## begin
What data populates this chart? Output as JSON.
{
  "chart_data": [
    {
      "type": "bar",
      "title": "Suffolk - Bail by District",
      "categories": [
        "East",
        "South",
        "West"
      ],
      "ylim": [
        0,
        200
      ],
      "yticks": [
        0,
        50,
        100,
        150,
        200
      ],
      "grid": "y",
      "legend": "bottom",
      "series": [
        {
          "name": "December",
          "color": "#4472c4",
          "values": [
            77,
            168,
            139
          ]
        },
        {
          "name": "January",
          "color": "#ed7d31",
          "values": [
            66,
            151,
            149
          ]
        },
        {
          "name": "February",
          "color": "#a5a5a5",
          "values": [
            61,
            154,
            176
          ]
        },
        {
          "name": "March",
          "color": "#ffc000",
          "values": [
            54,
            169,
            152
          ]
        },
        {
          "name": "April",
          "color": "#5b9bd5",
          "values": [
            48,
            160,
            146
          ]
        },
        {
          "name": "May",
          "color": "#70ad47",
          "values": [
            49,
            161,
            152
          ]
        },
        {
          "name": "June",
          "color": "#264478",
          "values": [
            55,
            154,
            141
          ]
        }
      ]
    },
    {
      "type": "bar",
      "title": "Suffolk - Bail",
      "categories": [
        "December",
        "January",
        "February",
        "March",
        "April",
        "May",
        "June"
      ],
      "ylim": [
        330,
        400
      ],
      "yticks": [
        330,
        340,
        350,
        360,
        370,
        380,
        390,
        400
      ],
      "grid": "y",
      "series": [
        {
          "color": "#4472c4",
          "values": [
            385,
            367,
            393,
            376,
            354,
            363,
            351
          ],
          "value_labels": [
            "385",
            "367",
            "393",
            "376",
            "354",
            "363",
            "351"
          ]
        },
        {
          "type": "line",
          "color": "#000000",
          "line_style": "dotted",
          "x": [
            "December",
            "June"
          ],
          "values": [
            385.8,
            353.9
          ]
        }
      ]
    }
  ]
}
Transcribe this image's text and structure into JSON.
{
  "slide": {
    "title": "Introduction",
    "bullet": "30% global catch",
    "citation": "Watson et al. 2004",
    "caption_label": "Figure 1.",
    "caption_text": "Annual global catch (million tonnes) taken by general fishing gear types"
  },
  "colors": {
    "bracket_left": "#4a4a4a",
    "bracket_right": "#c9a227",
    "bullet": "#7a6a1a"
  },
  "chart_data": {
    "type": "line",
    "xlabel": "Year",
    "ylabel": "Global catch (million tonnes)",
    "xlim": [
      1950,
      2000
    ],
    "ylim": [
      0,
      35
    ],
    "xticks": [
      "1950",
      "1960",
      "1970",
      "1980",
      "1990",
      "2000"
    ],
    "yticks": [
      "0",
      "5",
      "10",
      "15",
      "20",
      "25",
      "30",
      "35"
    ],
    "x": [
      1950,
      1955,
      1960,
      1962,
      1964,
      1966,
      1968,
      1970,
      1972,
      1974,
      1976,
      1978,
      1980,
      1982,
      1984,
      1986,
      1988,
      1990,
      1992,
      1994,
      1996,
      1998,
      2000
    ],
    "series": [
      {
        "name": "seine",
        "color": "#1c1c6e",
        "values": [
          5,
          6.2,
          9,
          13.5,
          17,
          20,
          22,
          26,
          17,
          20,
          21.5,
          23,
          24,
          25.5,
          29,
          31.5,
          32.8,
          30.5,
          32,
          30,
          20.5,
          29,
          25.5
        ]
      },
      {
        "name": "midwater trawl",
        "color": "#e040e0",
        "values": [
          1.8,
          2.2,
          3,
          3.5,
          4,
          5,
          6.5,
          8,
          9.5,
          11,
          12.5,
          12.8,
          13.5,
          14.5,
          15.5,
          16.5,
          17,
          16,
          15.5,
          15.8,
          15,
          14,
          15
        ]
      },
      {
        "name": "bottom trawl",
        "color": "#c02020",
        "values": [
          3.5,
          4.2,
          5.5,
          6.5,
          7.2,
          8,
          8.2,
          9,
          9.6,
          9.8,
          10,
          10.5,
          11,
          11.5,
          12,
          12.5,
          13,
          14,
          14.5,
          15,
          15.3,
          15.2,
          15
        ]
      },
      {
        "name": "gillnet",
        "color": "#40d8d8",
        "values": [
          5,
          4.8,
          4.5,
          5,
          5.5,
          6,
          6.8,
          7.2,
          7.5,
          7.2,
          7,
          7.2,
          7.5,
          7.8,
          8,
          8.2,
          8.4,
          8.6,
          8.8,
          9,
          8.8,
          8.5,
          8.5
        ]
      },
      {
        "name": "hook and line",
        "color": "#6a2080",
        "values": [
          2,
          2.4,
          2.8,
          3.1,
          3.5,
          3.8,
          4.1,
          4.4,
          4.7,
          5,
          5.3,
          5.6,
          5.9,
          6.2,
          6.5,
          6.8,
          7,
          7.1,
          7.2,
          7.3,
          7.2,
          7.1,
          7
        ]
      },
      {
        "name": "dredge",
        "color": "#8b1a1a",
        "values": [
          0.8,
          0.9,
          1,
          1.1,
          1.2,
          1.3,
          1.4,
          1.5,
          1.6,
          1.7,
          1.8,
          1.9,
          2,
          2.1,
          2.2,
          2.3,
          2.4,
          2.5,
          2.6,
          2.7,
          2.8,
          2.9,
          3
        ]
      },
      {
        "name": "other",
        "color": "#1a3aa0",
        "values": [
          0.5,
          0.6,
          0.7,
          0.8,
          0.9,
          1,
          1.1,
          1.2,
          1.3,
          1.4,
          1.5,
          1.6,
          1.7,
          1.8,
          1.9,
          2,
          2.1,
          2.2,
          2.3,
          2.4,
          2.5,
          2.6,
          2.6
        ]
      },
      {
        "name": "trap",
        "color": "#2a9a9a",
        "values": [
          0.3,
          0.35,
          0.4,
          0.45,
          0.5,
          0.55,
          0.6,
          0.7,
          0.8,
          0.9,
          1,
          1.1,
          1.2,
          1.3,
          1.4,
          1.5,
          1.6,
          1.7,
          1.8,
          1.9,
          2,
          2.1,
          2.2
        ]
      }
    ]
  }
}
## end
# YOUR GOAL
Please quote the records above exactly, without skipping a line.

# COMPLETED EXERCISE
What data populates this chart? Output as JSON.
{
  "chart_data": [
    {
      "type": "bar",
      "title": "Suffolk - Bail by District",
      "categories": [
        "East",
        "South",
        "West"
      ],
      "ylim": [
        0,
        200
      ],
      "yticks": [
        0,
        50,
        100,
        150,
        200
      ],
      "grid": "y",
      "legend": "bottom",
      "series": [
        {
          "name": "December",
          "color": "#4472c4",
          "values": [
            77,
            168,
            139
          ]
        },
        {
          "name": "January",
          "color": "#ed7d31",
          "values": [
            66,
            151,
            149
          ]
        },
        {
          "name": "February",
          "color": "#a5a5a5",
          "values": [
            61,
            154,
            176
          ]
        },
        {
          "name": "March",
          "color": "#ffc000",
          "values": [
            54,
            169,
            152
          ]
        },
        {
          "name": "April",
          "color": "#5b9bd5",
          "values": [
            48,
            160,
            146
          ]
        },
        {
          "name": "May",
          "color": "#70ad47",
          "values": [
            49,
            161,
            152
          ]
        },
        {
          "name": "June",
          "color": "#264478",
          "values": [
            55,
            154,
            141
          ]
        }
      ]
    },
    {
      "type": "bar",
      "title": "Suffolk - Bail",
      "categories": [
        "December",
        "January",
        "February",
        "March",
        "April",
        "May",
        "June"
      ],
      "ylim": [
        330,
        400
      ],
      "yticks": [
        330,
        340,
        350,
        360,
        370,
        380,
        390,
        400
      ],
      "grid": "y",
      "series": [
        {
          "color": "#4472c4",
          "values": [
            385,
            367,
            393,
            376,
            354,
            363,
            351
          ],
          "value_labels": [
            "385",
            "367",
            "393",
            "376",
            "354",
            "363",
            "351"
          ]
        },
        {
          "type": "line",
          "color": "#000000",
          "line_style": "dotted",
          "x": [
            "December",
            "June"
          ],
          "values": [
            385.8,
            353.9
          ]
        }
      ]
    }
  ]
}
Transcribe this image's text and structure into JSON.
{
  "slide": {
    "title": "Introduction",
    "bullet": "30% global catch",
    "citation": "Watson et al. 2004",
    "caption_label": "Figure 1.",
    "caption_text": "Annual global catch (million tonnes) taken by general fishing gear types"
  },
  "colors": {
    "bracket_left": "#4a4a4a",
    "bracket_right": "#c9a227",
    "bullet": "#7a6a1a"
  },
  "chart_data": {
    "type": "line",
    "xlabel": "Year",
    "ylabel": "Global catch (million tonnes)",
    "xlim": [
      1950,
      2000
    ],
    "ylim": [
      0,
      35
    ],
    "xticks": [
      "1950",
      "1960",
      "1970",
      "1980",
      "1990",
      "2000"
    ],
    "yticks": [
      "0",
      "5",
      "10",
      "15",
      "20",
      "25",
      "30",
      "35"
    ],
    "x": [
      1950,
      1955,
      1960,
      1962,
      1964,
      1966,
      1968,
      1970,
      1972,
      1974,
      1976,
      1978,
      1980,
      1982,
      1984,
      1986,
      1988,
      1990,
      1992,
      1994,
      1996,
      1998,
      2000
    ],
    "series": [
      {
        "name": "seine",
        "color": "#1c1c6e",
        "values": [
          5,
          6.2,
          9,
          13.5,
          17,
          20,
          22,
          26,
          17,
          20,
          21.5,
          23,
          24,
          25.5,
          29,
          31.5,
          32.8,
          30.5,
          32,
          30,
          20.5,
          29,
          25.5
        ]
      },
      {
        "name": "midwater trawl",
        "color": "#e040e0",
        "values": [
          1.8,
          2.2,
          3,
          3.5,
          4,
          5,
          6.5,
          8,
          9.5,
          11,
          12.5,
          12.8,
          13.5,
          14.5,
          15.5,
          16.5,
          17,
          16,
          15.5,
          15.8,
          15,
          14,
          15
        ]
      },
      {
        "name": "bottom trawl",
        "color": "#c02020",
        "values": [
          3.5,
          4.2,
          5.5,
          6.5,
          7.2,
          8,
          8.2,
          9,
          9.6,
          9.8,
          10,
          10.5,
          11,
          11.5,
          12,
          12.5,
          13,
          14,
          14.5,
          15,
          15.3,
          15.2,
          15
        ]
      },
      {
        "name": "gillnet",
        "color": "#40d8d8",
        "values": [
          5,
          4.8,
          4.5,
          5,
          5.5,
          6,
          6.8,
          7.2,
          7.5,
          7.2,
          7,
          7.2,
          7.5,
          7.8,
          8,
          8.2,
          8.4,
          8.6,
          8.8,
          9,
          8.8,
          8.5,
          8.5
        ]
      },
      {
        "name": "hook and line",
        "color": "#6a2080",
        "values": [
          2,
          2.4,
          2.8,
          3.1,
          3.5,
          3.8,
          4.1,
          4.4,
          4.7,
          5,
          5.3,
          5.6,
          5.9,
          6.2,
          6.5,
          6.8,
          7,
          7.1,
          7.2,
          7.3,
          7.2,
          7.1,
          7
        ]
      },
      {
        "name": "dredge",
        "color": "#8b1a1a",
        "values": [
          0.8,
          0.9,
          1,
          1.1,
          1.2,
          1.3,
          1.4,
          1.5,
          1.6,
          1.7,
          1.8,
          1.9,
          2,
          2.1,
          2.2,
          2.3,
          2.4,
          2.5,
          2.6,
          2.7,
          2.8,
          2.9,
          3
        ]
      },
      {
        "name": "other",
        "color": "#1a3aa0",
        "values": [
          0.5,
          0.6,
          0.7,
          0.8,
          0.9,
          1,
          1.1,
          1.2,
          1.3,
          1.4,
          1.5,
          1.6,
          1.7,
          1.8,
          1.9,
          2,
          2.1,
          2.2,
          2.3,
          2.4,
          2.5,
          2.6,
          2.6
        ]
      },
      {
        "name": "trap",
        "color": "#2a9a9a",
        "values": [
          0.3,
          0.35,
          0.4,
          0.45,
          0.5,
          0.55,
          0.6,
          0.7,
          0.8,
          0.9,
          1,
          1.1,
          1.2,
          1.3,
          1.4,
          1.5,
          1.6,
          1.7,
          1.8,
          1.9,
          2,
          2.1,
          2.2
        ]
      }
    ]
  }
}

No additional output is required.